DIRECTIONS — Copy the listing below in full and skip every picture.

EXTRACTED RECORDS —
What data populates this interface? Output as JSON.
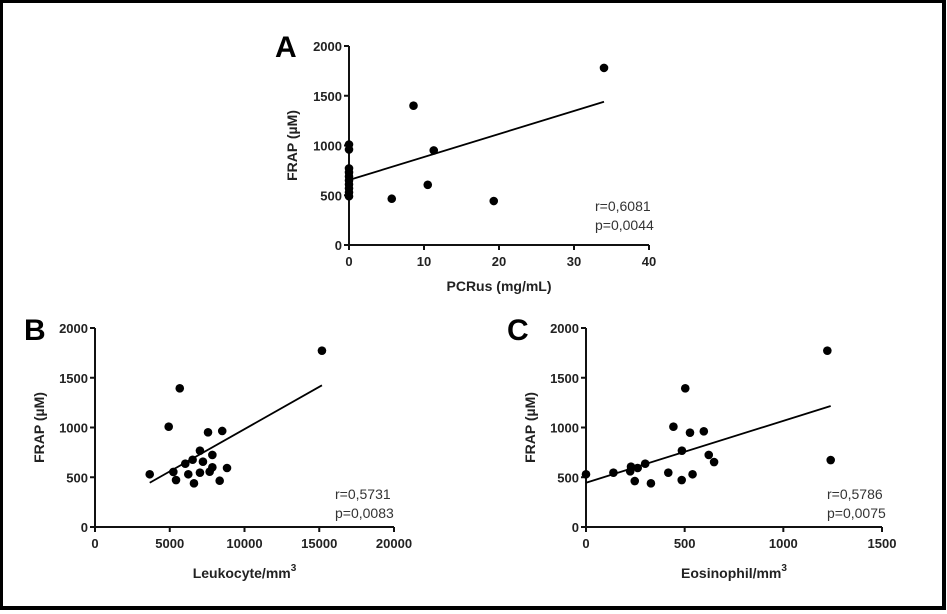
{
  "figure": {
    "panels": [
      "A",
      "B",
      "C"
    ]
  },
  "chart_data": [
    {
      "type": "scatter",
      "panel_label": "A",
      "title": "",
      "xlabel": "PCRus (mg/mL)",
      "xlabel_sup": "",
      "ylabel": "FRAP (µM)",
      "xlim": [
        0,
        40
      ],
      "ylim": [
        0,
        2000
      ],
      "xticks": [
        0,
        10,
        20,
        30,
        40
      ],
      "yticks": [
        0,
        500,
        1000,
        1500,
        2000
      ],
      "grid": false,
      "points": [
        {
          "x": 34.0,
          "y": 1780
        },
        {
          "x": 8.6,
          "y": 1400
        },
        {
          "x": 11.3,
          "y": 950
        },
        {
          "x": 10.5,
          "y": 605
        },
        {
          "x": 5.7,
          "y": 465
        },
        {
          "x": 19.3,
          "y": 442
        },
        {
          "x": 0,
          "y": 1010
        },
        {
          "x": 0,
          "y": 960
        },
        {
          "x": 0,
          "y": 770
        },
        {
          "x": 0,
          "y": 730
        },
        {
          "x": 0,
          "y": 690
        },
        {
          "x": 0,
          "y": 650
        },
        {
          "x": 0,
          "y": 610
        },
        {
          "x": 0,
          "y": 570
        },
        {
          "x": 0,
          "y": 530
        },
        {
          "x": 0,
          "y": 490
        }
      ],
      "regression_line": {
        "x0": 0,
        "y0": 653,
        "x1": 34,
        "y1": 1440
      },
      "annotations": [
        "r=0,6081",
        "p=0,0044"
      ]
    },
    {
      "type": "scatter",
      "panel_label": "B",
      "title": "",
      "xlabel": "Leukocyte/mm",
      "xlabel_sup": "3",
      "ylabel": "FRAP (µM)",
      "xlim": [
        0,
        20000
      ],
      "ylim": [
        0,
        2000
      ],
      "xticks": [
        0,
        5000,
        10000,
        15000,
        20000
      ],
      "yticks": [
        0,
        500,
        1000,
        1500,
        2000
      ],
      "grid": false,
      "points": [
        {
          "x": 3660,
          "y": 530
        },
        {
          "x": 4930,
          "y": 1008
        },
        {
          "x": 5670,
          "y": 1394
        },
        {
          "x": 5240,
          "y": 553
        },
        {
          "x": 5420,
          "y": 472
        },
        {
          "x": 6240,
          "y": 530
        },
        {
          "x": 6040,
          "y": 636
        },
        {
          "x": 6530,
          "y": 676
        },
        {
          "x": 6620,
          "y": 439
        },
        {
          "x": 7020,
          "y": 767
        },
        {
          "x": 7020,
          "y": 546
        },
        {
          "x": 7220,
          "y": 656
        },
        {
          "x": 7560,
          "y": 952
        },
        {
          "x": 7670,
          "y": 556
        },
        {
          "x": 7850,
          "y": 724
        },
        {
          "x": 7850,
          "y": 600
        },
        {
          "x": 8340,
          "y": 465
        },
        {
          "x": 8510,
          "y": 965
        },
        {
          "x": 8830,
          "y": 593
        },
        {
          "x": 15180,
          "y": 1772
        }
      ],
      "regression_line": {
        "x0": 3660,
        "y0": 445,
        "x1": 15180,
        "y1": 1424
      },
      "annotations": [
        "r=0,5731",
        "p=0,0083"
      ]
    },
    {
      "type": "scatter",
      "panel_label": "C",
      "title": "",
      "xlabel": "Eosinophil/mm",
      "xlabel_sup": "3",
      "ylabel": "FRAP (µM)",
      "xlim": [
        0,
        1500
      ],
      "ylim": [
        0,
        2000
      ],
      "xticks": [
        0,
        500,
        1000,
        1500
      ],
      "yticks": [
        0,
        500,
        1000,
        1500,
        2000
      ],
      "grid": false,
      "points": [
        {
          "x": 0,
          "y": 530
        },
        {
          "x": 139,
          "y": 546
        },
        {
          "x": 228,
          "y": 606
        },
        {
          "x": 224,
          "y": 560
        },
        {
          "x": 247,
          "y": 462
        },
        {
          "x": 262,
          "y": 593
        },
        {
          "x": 300,
          "y": 636
        },
        {
          "x": 329,
          "y": 439
        },
        {
          "x": 417,
          "y": 546
        },
        {
          "x": 443,
          "y": 1008
        },
        {
          "x": 486,
          "y": 767
        },
        {
          "x": 485,
          "y": 472
        },
        {
          "x": 503,
          "y": 1394
        },
        {
          "x": 527,
          "y": 948
        },
        {
          "x": 540,
          "y": 530
        },
        {
          "x": 597,
          "y": 962
        },
        {
          "x": 622,
          "y": 724
        },
        {
          "x": 649,
          "y": 653
        },
        {
          "x": 1223,
          "y": 1772
        },
        {
          "x": 1240,
          "y": 673
        }
      ],
      "regression_line": {
        "x0": 0,
        "y0": 445,
        "x1": 1240,
        "y1": 1216
      },
      "annotations": [
        "r=0,5786",
        "p=0,0075"
      ]
    }
  ]
}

IN RESPONSE —
What data populates this interface? Output as JSON.
{
  "figure": {
    "panels": [
      "A",
      "B",
      "C"
    ]
  },
  "chart_data": [
    {
      "type": "scatter",
      "panel_label": "A",
      "title": "",
      "xlabel": "PCRus (mg/mL)",
      "xlabel_sup": "",
      "ylabel": "FRAP (µM)",
      "xlim": [
        0,
        40
      ],
      "ylim": [
        0,
        2000
      ],
      "xticks": [
        0,
        10,
        20,
        30,
        40
      ],
      "yticks": [
        0,
        500,
        1000,
        1500,
        2000
      ],
      "grid": false,
      "points": [
        {
          "x": 34.0,
          "y": 1780
        },
        {
          "x": 8.6,
          "y": 1400
        },
        {
          "x": 11.3,
          "y": 950
        },
        {
          "x": 10.5,
          "y": 605
        },
        {
          "x": 5.7,
          "y": 465
        },
        {
          "x": 19.3,
          "y": 442
        },
        {
          "x": 0,
          "y": 1010
        },
        {
          "x": 0,
          "y": 960
        },
        {
          "x": 0,
          "y": 770
        },
        {
          "x": 0,
          "y": 730
        },
        {
          "x": 0,
          "y": 690
        },
        {
          "x": 0,
          "y": 650
        },
        {
          "x": 0,
          "y": 610
        },
        {
          "x": 0,
          "y": 570
        },
        {
          "x": 0,
          "y": 530
        },
        {
          "x": 0,
          "y": 490
        }
      ],
      "regression_line": {
        "x0": 0,
        "y0": 653,
        "x1": 34,
        "y1": 1440
      },
      "annotations": [
        "r=0,6081",
        "p=0,0044"
      ]
    },
    {
      "type": "scatter",
      "panel_label": "B",
      "title": "",
      "xlabel": "Leukocyte/mm",
      "xlabel_sup": "3",
      "ylabel": "FRAP (µM)",
      "xlim": [
        0,
        20000
      ],
      "ylim": [
        0,
        2000
      ],
      "xticks": [
        0,
        5000,
        10000,
        15000,
        20000
      ],
      "yticks": [
        0,
        500,
        1000,
        1500,
        2000
      ],
      "grid": false,
      "points": [
        {
          "x": 3660,
          "y": 530
        },
        {
          "x": 4930,
          "y": 1008
        },
        {
          "x": 5670,
          "y": 1394
        },
        {
          "x": 5240,
          "y": 553
        },
        {
          "x": 5420,
          "y": 472
        },
        {
          "x": 6240,
          "y": 530
        },
        {
          "x": 6040,
          "y": 636
        },
        {
          "x": 6530,
          "y": 676
        },
        {
          "x": 6620,
          "y": 439
        },
        {
          "x": 7020,
          "y": 767
        },
        {
          "x": 7020,
          "y": 546
        },
        {
          "x": 7220,
          "y": 656
        },
        {
          "x": 7560,
          "y": 952
        },
        {
          "x": 7670,
          "y": 556
        },
        {
          "x": 7850,
          "y": 724
        },
        {
          "x": 7850,
          "y": 600
        },
        {
          "x": 8340,
          "y": 465
        },
        {
          "x": 8510,
          "y": 965
        },
        {
          "x": 8830,
          "y": 593
        },
        {
          "x": 15180,
          "y": 1772
        }
      ],
      "regression_line": {
        "x0": 3660,
        "y0": 445,
        "x1": 15180,
        "y1": 1424
      },
      "annotations": [
        "r=0,5731",
        "p=0,0083"
      ]
    },
    {
      "type": "scatter",
      "panel_label": "C",
      "title": "",
      "xlabel": "Eosinophil/mm",
      "xlabel_sup": "3",
      "ylabel": "FRAP (µM)",
      "xlim": [
        0,
        1500
      ],
      "ylim": [
        0,
        2000
      ],
      "xticks": [
        0,
        500,
        1000,
        1500
      ],
      "yticks": [
        0,
        500,
        1000,
        1500,
        2000
      ],
      "grid": false,
      "points": [
        {
          "x": 0,
          "y": 530
        },
        {
          "x": 139,
          "y": 546
        },
        {
          "x": 228,
          "y": 606
        },
        {
          "x": 224,
          "y": 560
        },
        {
          "x": 247,
          "y": 462
        },
        {
          "x": 262,
          "y": 593
        },
        {
          "x": 300,
          "y": 636
        },
        {
          "x": 329,
          "y": 439
        },
        {
          "x": 417,
          "y": 546
        },
        {
          "x": 443,
          "y": 1008
        },
        {
          "x": 486,
          "y": 767
        },
        {
          "x": 485,
          "y": 472
        },
        {
          "x": 503,
          "y": 1394
        },
        {
          "x": 527,
          "y": 948
        },
        {
          "x": 540,
          "y": 530
        },
        {
          "x": 597,
          "y": 962
        },
        {
          "x": 622,
          "y": 724
        },
        {
          "x": 649,
          "y": 653
        },
        {
          "x": 1223,
          "y": 1772
        },
        {
          "x": 1240,
          "y": 673
        }
      ],
      "regression_line": {
        "x0": 0,
        "y0": 445,
        "x1": 1240,
        "y1": 1216
      },
      "annotations": [
        "r=0,5786",
        "p=0,0075"
      ]
    }
  ]
}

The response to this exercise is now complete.